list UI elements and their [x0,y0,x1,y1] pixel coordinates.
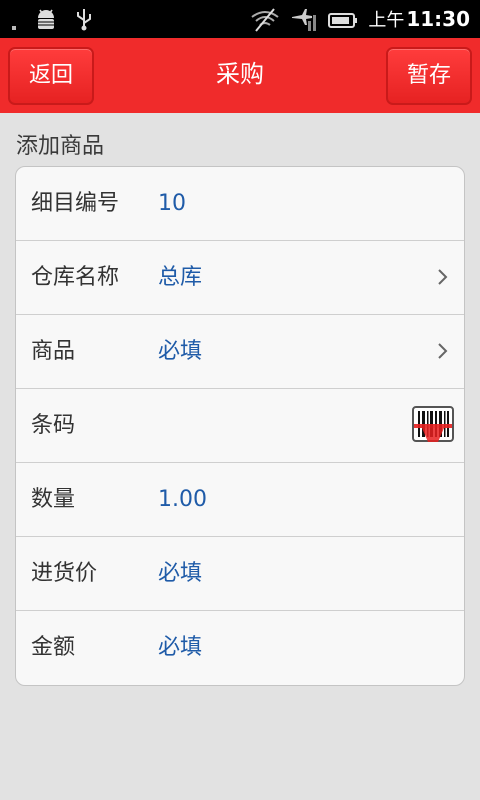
row-amount[interactable]: 金额 必填 [16,611,464,684]
usb-icon [74,6,94,32]
warehouse-value[interactable]: 总库 [158,241,202,314]
row-item-number[interactable]: 细目编号 10 [16,167,464,241]
airplane-signal-icon [290,7,318,33]
row-label: 商品 [31,339,76,364]
quantity-value[interactable]: 1.00 [158,463,207,536]
row-label: 进货价 [31,561,98,586]
form-card: 细目编号 10 仓库名称 总库 商品 必填 条码 数量 1.00 进货价 必填 … [15,166,465,686]
row-barcode[interactable]: 条码 [16,389,464,463]
row-label: 数量 [31,487,76,512]
barcode-scan-icon[interactable] [412,406,454,446]
title-bar: 采购 返回 暂存 [0,38,480,113]
signal-dot-icon [10,6,18,32]
row-label: 细目编号 [31,191,120,216]
back-button[interactable]: 返回 [8,47,94,105]
wifi-off-icon [250,7,280,33]
chevron-right-icon [436,267,450,287]
status-bar: 上午 11:30 [0,0,480,38]
purchase-price-value[interactable]: 必填 [158,537,202,610]
row-label: 仓库名称 [31,265,120,290]
status-time: 上午 11:30 [368,7,470,31]
battery-icon [328,7,358,33]
section-title: 添加商品 [16,134,105,159]
row-product[interactable]: 商品 必填 [16,315,464,389]
row-quantity[interactable]: 数量 1.00 [16,463,464,537]
row-warehouse[interactable]: 仓库名称 总库 [16,241,464,315]
product-value[interactable]: 必填 [158,315,202,388]
chevron-right-icon [436,341,450,361]
row-label: 金额 [31,635,76,660]
save-draft-button[interactable]: 暂存 [386,47,472,105]
amount-value[interactable]: 必填 [158,611,202,684]
item-number-value[interactable]: 10 [158,167,186,240]
row-purchase-price[interactable]: 进货价 必填 [16,537,464,611]
row-label: 条码 [31,413,76,438]
android-debug-icon [34,6,58,32]
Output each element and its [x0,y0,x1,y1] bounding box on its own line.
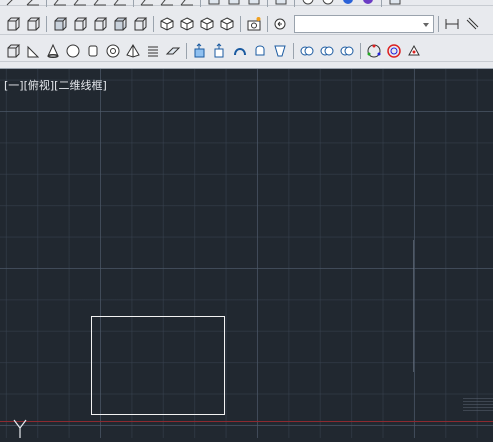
view-nw-iso-icon[interactable] [218,15,236,33]
extrude-icon[interactable] [191,42,209,60]
planar-surface-icon[interactable] [164,42,182,60]
render-icon[interactable] [299,0,317,8]
toolbar-row-3 [0,40,493,62]
separator [294,0,295,7]
separator [186,42,187,59]
intersect-icon[interactable] [338,42,356,60]
separator [240,15,241,32]
separator [438,15,439,32]
separator [267,0,268,7]
separator [200,0,201,7]
dimension-diameter-icon[interactable] [138,0,156,8]
view-sw-iso-icon[interactable] [158,15,176,33]
rectangle-entity[interactable] [91,316,225,415]
cylinder-icon[interactable] [84,42,102,60]
separator [46,0,47,7]
helix-icon[interactable] [144,42,162,60]
box-left-icon[interactable] [51,15,69,33]
sphere-blue-icon[interactable] [339,0,357,8]
viewcube-edge [463,398,493,412]
x-axis-line [0,421,493,422]
toolbar-area [0,0,493,69]
dimension-angular-icon[interactable] [51,0,69,8]
polysolid-icon[interactable] [4,42,22,60]
presspull-icon[interactable] [211,42,229,60]
dimension-continue-icon[interactable] [178,0,196,8]
drawing-viewport[interactable] [0,69,493,438]
sphere-purple-icon[interactable] [359,0,377,8]
subtract-icon[interactable] [318,42,336,60]
separator [293,42,294,59]
separator [360,42,361,59]
viewport-label[interactable]: [一][俯视][二维线框] [4,77,107,93]
dimension-baseline-icon[interactable] [158,0,176,8]
3d-align-icon[interactable] [405,42,423,60]
ucs-icon [12,418,28,438]
box-front-icon[interactable] [24,15,42,33]
loft-icon[interactable] [271,42,289,60]
separator [153,15,154,32]
dimension-aligned-diag-icon[interactable] [463,15,481,33]
toolbar-row-2 [0,13,493,35]
material-icon[interactable] [319,0,337,8]
separator [133,0,134,7]
box-right-icon[interactable] [71,15,89,33]
cone-icon[interactable] [44,42,62,60]
layer-states-icon[interactable] [386,0,404,8]
wedge-icon[interactable] [24,42,42,60]
toolbar-row-1 [0,0,493,8]
box-top-icon[interactable] [91,15,109,33]
pyramid-icon[interactable] [124,42,142,60]
chevron-down-icon [423,22,429,27]
camera-icon[interactable] [245,15,263,33]
dimension-linear-h-icon[interactable] [443,15,461,33]
sphere-icon[interactable] [64,42,82,60]
import-icon[interactable] [225,0,243,8]
separator [46,15,47,32]
box-icon[interactable] [4,15,22,33]
dimension-linear-icon[interactable] [4,0,22,8]
grid-line-highlight [413,240,414,372]
sweep-icon[interactable] [231,42,249,60]
view-se-iso-icon[interactable] [178,15,196,33]
edit-icon[interactable] [272,0,290,8]
dimension-arc-icon[interactable] [71,0,89,8]
layer-previous-icon[interactable] [272,15,290,33]
layer-dropdown[interactable] [294,14,434,33]
union-icon[interactable] [298,42,316,60]
export-icon[interactable] [205,0,223,8]
dimension-ordinate-icon[interactable] [91,0,109,8]
box-back-icon[interactable] [131,15,149,33]
dimension-radius-icon[interactable] [111,0,129,8]
dimension-aligned-icon[interactable] [24,0,42,8]
publish-icon[interactable] [245,0,263,8]
box-bottom-icon[interactable] [111,15,129,33]
3d-move-icon[interactable] [365,42,383,60]
revolve-icon[interactable] [251,42,269,60]
separator [267,15,268,32]
3d-rotate-icon[interactable] [385,42,403,60]
torus-icon[interactable] [104,42,122,60]
separator [381,0,382,7]
view-ne-iso-icon[interactable] [198,15,216,33]
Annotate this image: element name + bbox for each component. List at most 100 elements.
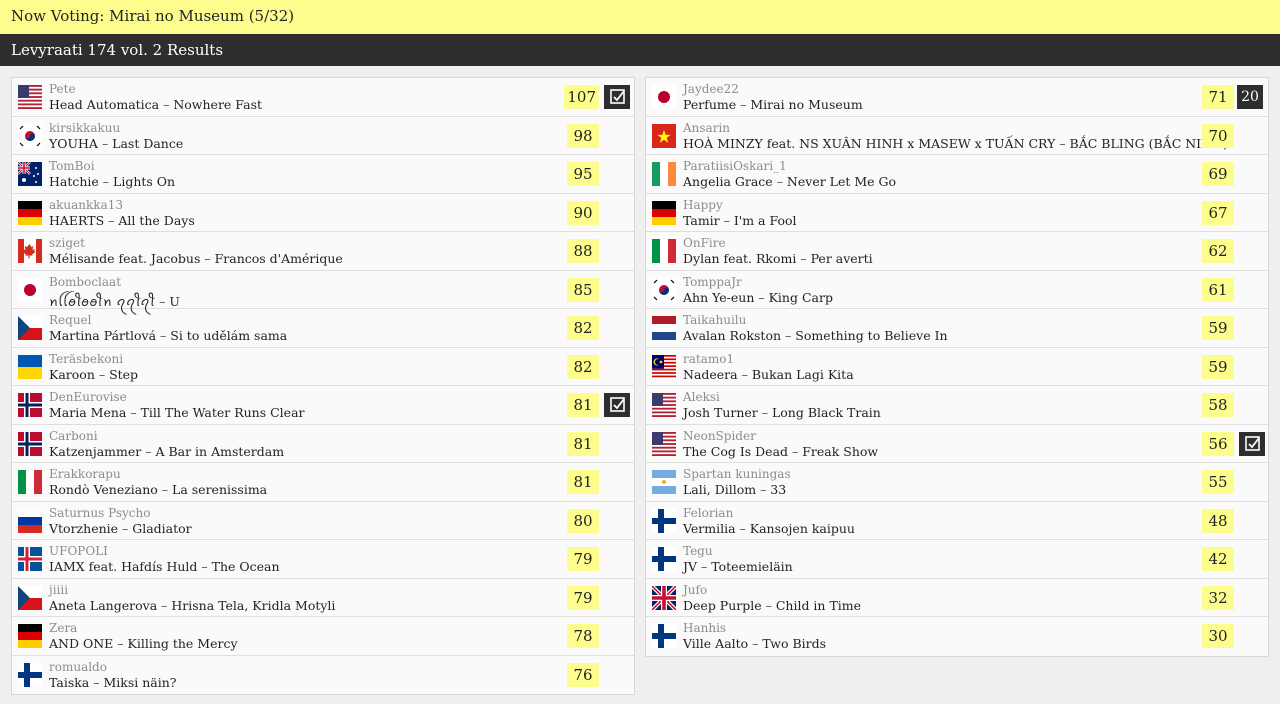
result-row: Teräsbekoni Karoon – Step 82 xyxy=(12,348,634,386)
artist-title-separator: – xyxy=(1055,135,1070,151)
voter-name: sziget xyxy=(49,236,85,250)
now-voting-text: Now Voting: Mirai no Museum (5/32) xyxy=(11,7,295,25)
song-title: Bukan Lagi Kita xyxy=(751,366,854,382)
ireland-flag-icon xyxy=(652,162,676,186)
song-artist: Nadeera xyxy=(683,366,738,382)
score-badge: 81 xyxy=(567,470,599,494)
song-title: Last Dance xyxy=(112,135,184,151)
song-info: Karoon – Step xyxy=(49,367,138,382)
malaysia-flag-icon xyxy=(652,354,676,379)
artist-title-separator: – xyxy=(757,405,772,420)
checked-box-icon[interactable] xyxy=(1239,431,1265,456)
voter-name: UFOPOLI xyxy=(49,544,108,558)
score-badge: 107 xyxy=(564,85,599,109)
score-badge: 79 xyxy=(567,585,599,610)
song-artist: Mélisande feat. Jacobus xyxy=(49,251,201,266)
voter-name: OnFire xyxy=(683,236,726,250)
score-badge: 67 xyxy=(1202,200,1234,225)
finland-flag-icon xyxy=(652,624,676,648)
result-row: Ansarin HOÀ MINZY feat. NS XUÂN HINH x MA… xyxy=(646,117,1268,155)
score-badge: 78 xyxy=(567,624,599,648)
result-row: Saturnus Psycho Vtorzhenie – Gladiator 80 xyxy=(12,502,634,540)
artist-title-separator: – xyxy=(200,251,215,266)
artist-title-separator: – xyxy=(113,636,128,651)
russia-flag-icon xyxy=(18,508,42,533)
artist-title-separator: – xyxy=(735,520,750,536)
artist-title-separator: – xyxy=(781,328,796,343)
song-artist: Karoon xyxy=(49,366,95,382)
song-artist: Vtorzhenie xyxy=(49,520,119,536)
ukraine-flag-icon xyxy=(18,354,42,379)
results-header: Levyraati 174 vol. 2 Results xyxy=(0,34,1280,66)
result-row: Erakkorapu Rondò Veneziano – La serenissi… xyxy=(12,463,634,502)
song-artist: Tamir xyxy=(683,212,720,228)
finland-flag-icon xyxy=(18,662,42,687)
score-badge: 81 xyxy=(567,393,599,417)
song-artist: HOÀ MINZY feat. NS XUÂN HINH x MASEW x T… xyxy=(683,135,1056,151)
result-row: Carboni Katzenjammer – A Bar in Amsterdam… xyxy=(12,425,634,463)
czech-flag-icon xyxy=(18,585,42,610)
score-badge: 71 xyxy=(1202,85,1234,109)
voter-name: Taikahuilu xyxy=(683,313,747,327)
artist-title-separator: – xyxy=(719,212,734,228)
japan-flag-icon xyxy=(652,85,676,109)
voter-name: Erakkorapu xyxy=(49,467,121,481)
song-title: Killing the Mercy xyxy=(127,636,238,651)
song-info: Dylan feat. Rkomi – Per averti xyxy=(683,251,873,266)
checked-box-icon[interactable] xyxy=(604,393,630,417)
song-title: Toteemieläin xyxy=(711,559,793,574)
voter-name: Carboni xyxy=(49,428,98,443)
results-column-left: Pete Head Automatica – Nowhere Fast 107 kir… xyxy=(11,77,635,695)
song-info: YOUHA – Last Dance xyxy=(49,136,183,151)
result-row: Hanhis Ville Aalto – Two Birds 30 xyxy=(646,617,1268,656)
voter-name: Felorian xyxy=(683,505,734,520)
song-title: I'm a Fool xyxy=(733,212,797,228)
artist-title-separator: – xyxy=(772,174,787,189)
voter-name: Requel xyxy=(49,313,92,327)
south-korea-flag-icon xyxy=(18,123,42,148)
result-row: Requel Martina Pártlová – Si to udělám sa… xyxy=(12,309,634,348)
score-badge: 81 xyxy=(567,431,599,456)
song-info: Aneta Langerova – Hrisna Tela, Kridla Mo… xyxy=(49,598,335,613)
song-title: The Ocean xyxy=(211,559,280,574)
song-title: U xyxy=(169,293,180,309)
voter-name: TomBoi xyxy=(49,159,95,173)
score-badge: 56 xyxy=(1202,431,1234,456)
song-info: Maria Mena – Till The Water Runs Clear xyxy=(49,405,305,420)
us-flag-icon xyxy=(652,431,676,456)
finland-flag-icon xyxy=(652,547,676,571)
score-badge: 55 xyxy=(1202,470,1234,494)
checked-box-icon[interactable] xyxy=(604,85,630,109)
song-artist: Vermilia xyxy=(683,520,736,536)
voter-name: Bomboclaat xyxy=(49,274,122,289)
song-title: Hrisna Tela, Kridla Motyli xyxy=(171,597,336,613)
song-title: Kansojen kaipuu xyxy=(749,520,855,536)
artist-title-separator: – xyxy=(697,559,712,574)
given-points-badge: 20 xyxy=(1237,85,1263,109)
song-title: A Bar in Amsterdam xyxy=(155,443,285,459)
result-row: Aleksi Josh Turner – Long Black Train 58 xyxy=(646,386,1268,425)
song-info: Angelia Grace – Never Let Me Go xyxy=(683,174,896,189)
canada-flag-icon xyxy=(18,239,42,263)
song-info: Nadeera – Bukan Lagi Kita xyxy=(683,367,854,382)
voter-name: Jaydee22 xyxy=(683,82,739,96)
song-info: Ville Aalto – Two Birds xyxy=(683,636,826,651)
argentina-flag-icon xyxy=(652,470,676,494)
song-info: Mélisande feat. Jacobus – Francos d'Amér… xyxy=(49,251,343,266)
song-artist: ꪀꪶꪶꪮꪻꪮꪮꪻꪀ ꪖꪖꪻꪖꪻ xyxy=(49,293,156,309)
song-info: Ahn Ye-eun – King Carp xyxy=(683,290,833,305)
artist-title-separator: – xyxy=(126,405,141,420)
voter-name: Hanhis xyxy=(683,621,727,635)
voter-name: Pete xyxy=(49,82,76,96)
artist-title-separator: – xyxy=(756,482,771,497)
italy-flag-icon xyxy=(18,470,42,494)
score-badge: 61 xyxy=(1202,277,1234,302)
song-info: Josh Turner – Long Black Train xyxy=(683,405,881,420)
score-badge: 42 xyxy=(1202,547,1234,571)
song-artist: Aneta Langerova xyxy=(49,597,158,613)
song-info: Tamir – I'm a Fool xyxy=(683,213,797,228)
result-row: DenEurovise Maria Mena – Till The Water R… xyxy=(12,386,634,425)
result-row: kirsikkakuu YOUHA – Last Dance 98 xyxy=(12,117,634,155)
voter-name: Tegu xyxy=(683,544,713,558)
score-badge: 70 xyxy=(1202,123,1234,148)
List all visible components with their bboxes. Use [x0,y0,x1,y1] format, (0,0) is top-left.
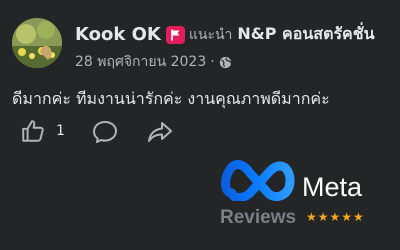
rating-stars: ★★★★★ [306,210,365,224]
reviews-label: Reviews [220,207,297,228]
meta-separator: · [210,54,215,70]
author-name[interactable]: Kook OK [75,24,161,45]
comment-icon [93,121,117,143]
like-button[interactable]: 1 [20,118,65,144]
post-date[interactable]: 28 พฤศจิกายน 2023 [75,51,206,73]
comment-button[interactable] [92,120,118,144]
recommends-label: แนะนำ [188,26,233,43]
thumbs-up-icon [22,120,44,142]
meta-reviews-watermark: Meta Reviews ★★★★★ [220,155,390,235]
meta-brand: Meta [302,172,363,202]
post-header: Kook OK แนะนำ N&P คอนสตรัคชั่น [75,22,375,47]
like-count: 1 [56,123,65,139]
recommend-flag-icon [165,25,185,44]
page-name[interactable]: N&P คอนสตรัคชั่น [237,22,374,47]
meta-infinity-logo [221,160,295,201]
review-post: Kook OK แนะนำ N&P คอนสตรัคชั่น 28 พฤศจิก… [0,0,400,250]
post-meta: 28 พฤศจิกายน 2023 · [75,51,232,73]
review-text: ดีมากค่ะ ทีมงานน่ารักค่ะ งานคุณภาพดีมากค… [12,89,330,108]
share-icon [148,122,172,142]
share-button[interactable] [146,120,174,144]
globe-icon [219,56,232,68]
avatar[interactable] [12,18,62,68]
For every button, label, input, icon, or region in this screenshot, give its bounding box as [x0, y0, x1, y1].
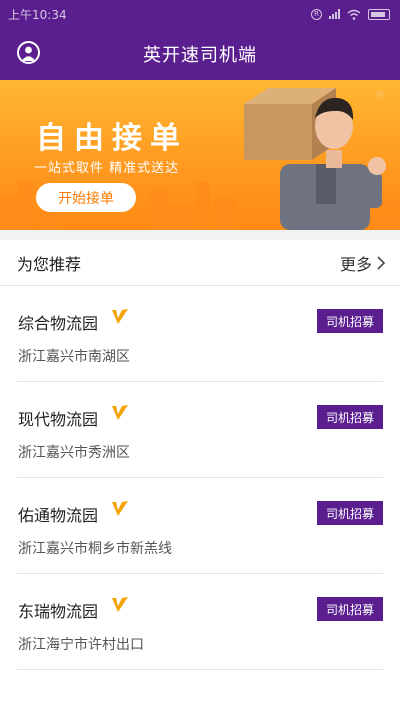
- driver-recruit-button[interactable]: 司机招募: [317, 597, 383, 621]
- list-item[interactable]: 综合物流园 司机招募 浙江嘉兴市南湖区: [0, 286, 400, 382]
- park-address: 浙江嘉兴市秀洲区: [18, 445, 130, 461]
- verified-v-icon: [112, 405, 128, 420]
- park-name: 佑通物流园: [18, 506, 99, 525]
- title-bar: 英开速司机端: [0, 28, 400, 80]
- park-name: 现代物流园: [18, 410, 99, 429]
- park-address: 浙江嘉兴市桐乡市新羔线: [18, 541, 172, 557]
- status-time: 上午10:34: [8, 7, 67, 22]
- more-link[interactable]: 更多: [340, 251, 386, 275]
- status-icons: R: [311, 8, 390, 20]
- status-bar: 上午10:34 R: [0, 0, 400, 28]
- app-header: 上午10:34 R 英开速司机端: [0, 0, 400, 80]
- recommend-header: 为您推荐 更多: [0, 240, 400, 286]
- list-item[interactable]: 现代物流园 司机招募 浙江嘉兴市秀洲区: [0, 382, 400, 478]
- driver-recruit-button[interactable]: 司机招募: [317, 309, 383, 333]
- list-item[interactable]: 东瑞物流园 司机招募 浙江海宁市许村出口: [0, 574, 400, 670]
- verified-v-icon: [112, 501, 128, 516]
- logistics-park-list: 综合物流园 司机招募 浙江嘉兴市南湖区 现代物流园 司机招募 浙江嘉兴市秀洲区 …: [0, 286, 400, 670]
- driver-recruit-button[interactable]: 司机招募: [317, 405, 383, 429]
- recommend-title: 为您推荐: [17, 254, 82, 274]
- banner-subtitle: 一站式取件 精准式送达: [34, 161, 180, 176]
- park-name: 东瑞物流园: [18, 602, 99, 621]
- battery-icon: [368, 8, 390, 20]
- delivery-man-illustration: [244, 88, 386, 230]
- banner-title: 自由接单: [36, 121, 188, 156]
- verified-v-icon: [112, 309, 128, 324]
- list-item[interactable]: 佑通物流园 司机招募 浙江嘉兴市桐乡市新羔线: [0, 478, 400, 574]
- verified-v-icon: [112, 597, 128, 612]
- park-address: 浙江嘉兴市南湖区: [18, 349, 130, 365]
- start-order-button[interactable]: 开始接单: [36, 183, 136, 212]
- promo-banner[interactable]: 自由接单 一站式取件 精准式送达 开始接单: [0, 80, 400, 230]
- driver-recruit-button[interactable]: 司机招募: [317, 501, 383, 525]
- user-avatar-button[interactable]: [17, 41, 40, 64]
- user-icon: [21, 46, 36, 61]
- page-title: 英开速司机端: [143, 45, 257, 66]
- registered-icon: R: [311, 8, 322, 20]
- park-address: 浙江海宁市许村出口: [18, 637, 144, 653]
- park-name: 综合物流园: [18, 314, 99, 333]
- more-label: 更多: [339, 254, 372, 274]
- chevron-right-icon: [377, 255, 386, 270]
- wifi-icon: [347, 9, 361, 20]
- section-divider: [0, 230, 400, 240]
- signal-icon: [329, 9, 340, 19]
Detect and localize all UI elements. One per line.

--------------------------------

Copy out the part of the material that opens with the line containing "rating-stars: ★★★★★ [306,210,365,224]" and closes with the line containing "post-meta: 28 พฤศจิกายน 2023 · [75,51,232,73]", including both of those lines.

FULL OUTPUT
rating-stars: ★★★★★ [306,210,365,224]
reviews-label: Reviews [220,207,297,228]
meta-separator: · [210,54,215,70]
author-name[interactable]: Kook OK [75,24,161,45]
comment-icon [93,121,117,143]
like-button[interactable]: 1 [20,118,65,144]
post-date[interactable]: 28 พฤศจิกายน 2023 [75,51,206,73]
comment-button[interactable] [92,120,118,144]
recommends-label: แนะนำ [188,26,233,43]
thumbs-up-icon [22,120,44,142]
meta-reviews-watermark: Meta Reviews ★★★★★ [220,155,390,235]
meta-brand: Meta [302,172,363,202]
post-header: Kook OK แนะนำ N&P คอนสตรัคชั่น [75,22,375,47]
like-count: 1 [56,123,65,139]
recommend-flag-icon [165,25,185,44]
page-name[interactable]: N&P คอนสตรัคชั่น [237,22,374,47]
meta-infinity-logo [221,160,295,201]
review-post: Kook OK แนะนำ N&P คอนสตรัคชั่น 28 พฤศจิก… [0,0,400,250]
post-meta: 28 พฤศจิกายน 2023 · [75,51,232,73]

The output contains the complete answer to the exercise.